WHAT THE TASK REQUIRES: Note how many lines include the word "باشد", and give that number by itself.

Stored items:
※ ※ ※

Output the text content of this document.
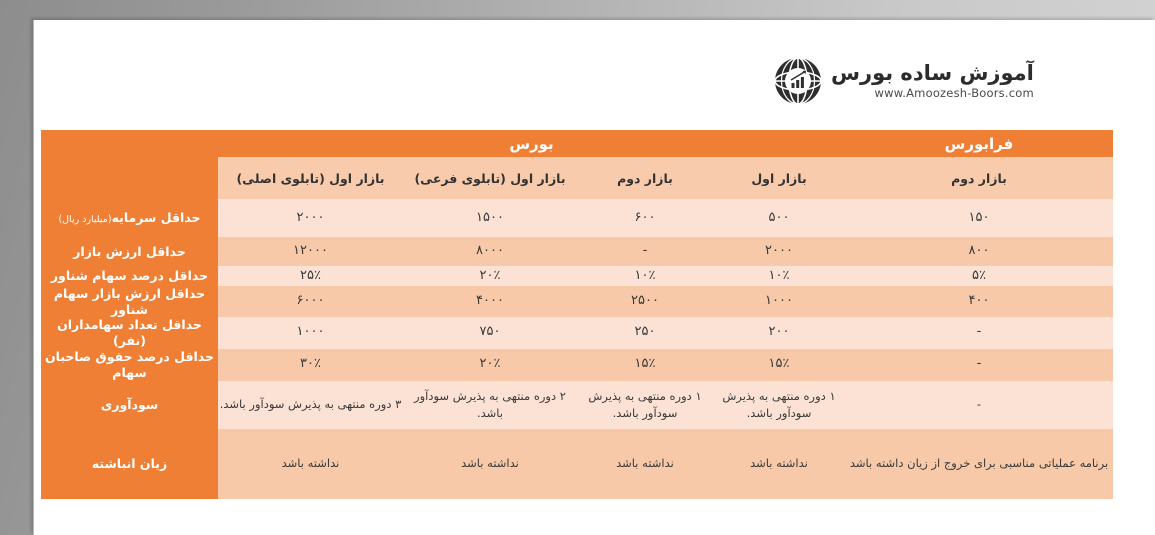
آموزش ساده بورس
www.Amoozesh-Boors.com
فرابورس	بورس				
بازار دوم	بازار اول	بازار دوم	بازار اول (تابلوی فرعی)	بازار اول (تابلوی اصلی)	
۱۵۰	۵۰۰	۶۰۰	۱۵۰۰	۲۰۰۰	حداقل سرمایه(میلیارد ریال)
۸۰۰	۲۰۰۰	-	۸۰۰۰	۱۲۰۰۰	حداقل ارزش بازار
۵٪	۱۰٪	۱۰٪	۲۰٪	۲۵٪	حداقل درصد سهام شناور
۴۰۰	۱۰۰۰	۲۵۰۰	۴۰۰۰	۶۰۰۰	حداقل ارزش بازار سهام شناور
-	۲۰۰	۲۵۰	۷۵۰	۱۰۰۰	حداقل تعداد سهامداران (نفر)
-	۱۵٪	۱۵٪	۲۰٪	۳۰٪	حداقل درصد حقوق صاحبان سهام
-	۱ دوره منتهی به پذیرش سودآور باشد.	۱ دوره منتهی به پذیرش سودآور باشد.	۲ دوره منتهی به پذیرش سودآور باشد.	۳ دوره منتهی به پذیرش سودآور باشد.	سودآوری
برنامه عملیاتی مناسبی برای خروج از زیان داشته باشد	نداشته باشد	نداشته باشد	نداشته باشد	نداشته باشد	زیان انباشته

※ ※ ※

ANSWER IN FULL: 2